**DIRECTIVE**
Will you transcribe the entries that follow, exactly and in full?

Data records:

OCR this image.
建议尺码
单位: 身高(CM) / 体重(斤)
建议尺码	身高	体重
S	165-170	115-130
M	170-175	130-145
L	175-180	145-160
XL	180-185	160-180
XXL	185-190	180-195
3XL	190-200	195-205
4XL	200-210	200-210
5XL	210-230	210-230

**WRITTEN SOLUTION**
OCR this image.
建议尺码
单位: 身高(CM) / 体重(斤)
建议尺码	身高	体重
S	165-170	115-130
M	170-175	130-145
L	175-180	145-160
XL	180-185	160-180
XXL	185-190	180-195
3XL	190-200	195-205
4XL	200-210	200-210
5XL	210-230	210-230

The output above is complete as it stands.